■ Aim
In the material below, the lines containing the word "Υγείας" are required; copy each of them.

[BEGIN]

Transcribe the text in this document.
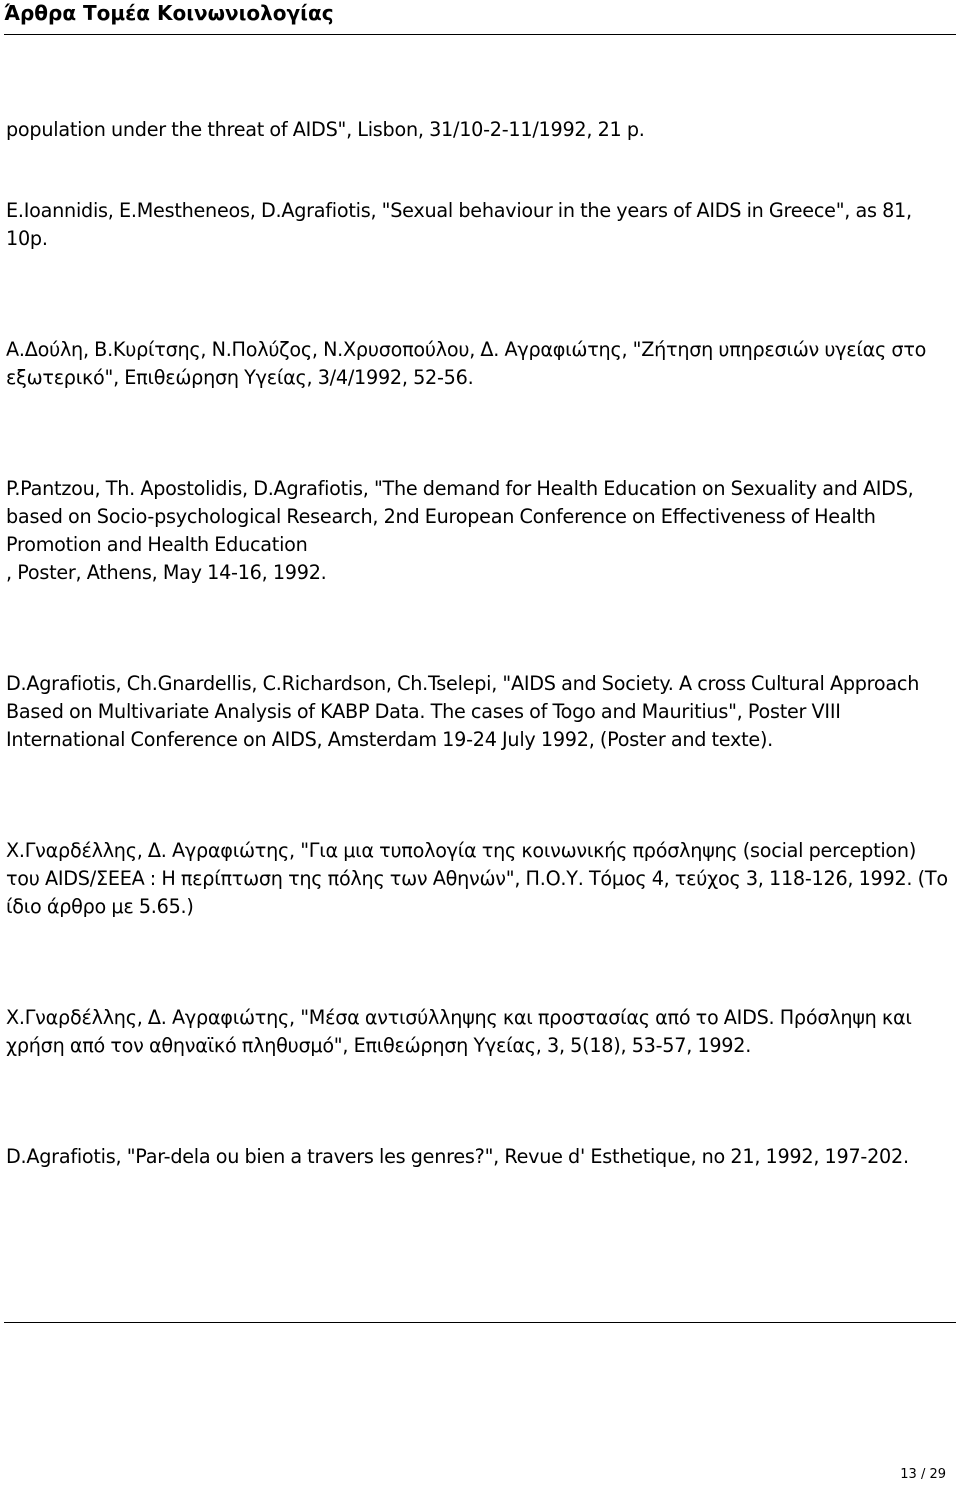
Άρθρα Τομέα Κοινωνιολογίας

population under the threat of AIDS", Lisbon, 31/10-2-11/1992, 21 p.

E.Ioannidis, E.Mestheneos, D.Agrafiotis, "Sexual behaviour in the years of AIDS in Greece", as 81, 10p.

Α.Δούλη, Β.Κυρίτσης, Ν.Πολύζος, Ν.Χρυσοπούλου, Δ. Αγραφιώτης, "Ζήτηση υπηρεσιών υγείας στο εξωτερικό", Επιθεώρηση Υγείας, 3/4/1992, 52-56.

P.Pantzou, Th. Apostolidis, D.Agrafiotis, "The demand for Health Education on Sexuality and AIDS, based on Socio-psychological Research, 2nd European Conference on Effectiveness of Health Promotion and Health Education

, Poster, Athens, May 14-16, 1992.

D.Agrafiotis, Ch.Gnardellis, C.Richardson, Ch.Tselepi, "AIDS and Society. A cross Cultural Approach Based on Multivariate Analysis of KABP Data. The cases of Togo and Mauritius", Poster VIII International Conference on AIDS, Amsterdam 19-24 July 1992, (Poster and texte).

Χ.Γναρδέλλης, Δ. Αγραφιώτης, "Για μια τυπολογία της κοινωνικής πρόσληψης (social perception) του AIDS/ΣΕΕΑ : Η περίπτωση της πόλης των Αθηνών", Π.Ο.Υ. Τόμος 4, τεύχος 3, 118-126, 1992. (Το ίδιο άρθρο με 5.65.)

Χ.Γναρδέλλης, Δ. Αγραφιώτης, "Μέσα αντισύλληψης και προστασίας από το AIDS. Πρόσληψη και χρήση από τον αθηναϊκό πληθυσμό", Επιθεώρηση Υγείας, 3, 5(18), 53-57, 1992.

D.Agrafiotis, "Par-dela ou bien a travers les genres?", Revue d' Esthetique, no 21, 1992, 197-202.

13 / 29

[END]

■ Answer to this problem
Α.Δούλη, Β.Κυρίτσης, Ν.Πολύζος, Ν.Χρυσοπούλου, Δ. Αγραφιώτης, "Ζήτηση υπηρεσιών υγείας στο εξωτερικό", Επιθεώρηση Υγείας, 3/4/1992, 52-56.
Χ.Γναρδέλλης, Δ. Αγραφιώτης, "Μέσα αντισύλληψης και προστασίας από το AIDS. Πρόσληψη και χρήση από τον αθηναϊκό πληθυσμό", Επιθεώρηση Υγείας, 3, 5(18), 53-57, 1992.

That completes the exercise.